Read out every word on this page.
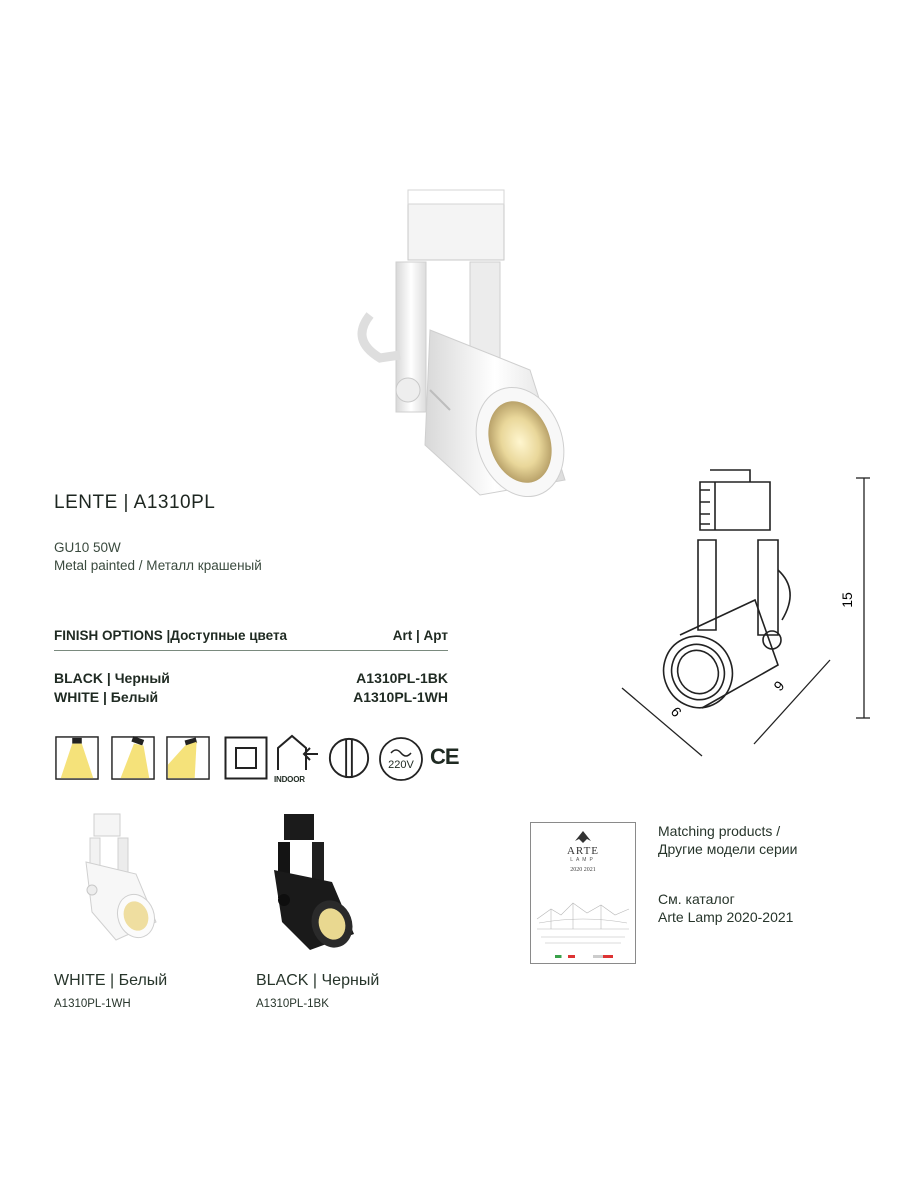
LENTE | A1310PL
GU10 50W
Metal painted / Металл крашеный
FINISH OPTIONS |Доступные цвета	Art | Арт
BLACK | Черный	A1310PL-1BK
WHITE | Белый	A1310PL-1WH
INDOOR
220V CE
15
9
6
WHITE | Белый
A1310PL-1WH
BLACK | Черный
A1310PL-1BK
ARTE
LAMP
2020 2021
Matching products /
Другие модели серии
См. каталог
Arte Lamp 2020-2021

** Job **
Exclude all images and restate the records above word for word.

** Result **
Read out every word on this page.
LENTE | A1310PL
GU10 50W
Metal painted / Металл крашеный
FINISH OPTIONS |Доступные цвета	Art | Арт
BLACK | Черный	A1310PL-1BK
WHITE | Белый	A1310PL-1WH
INDOOR
220V CE
15
9
6
WHITE | Белый
A1310PL-1WH
BLACK | Черный
A1310PL-1BK
ARTE
LAMP
2020 2021
Matching products /
Другие модели серии
См. каталог
Arte Lamp 2020-2021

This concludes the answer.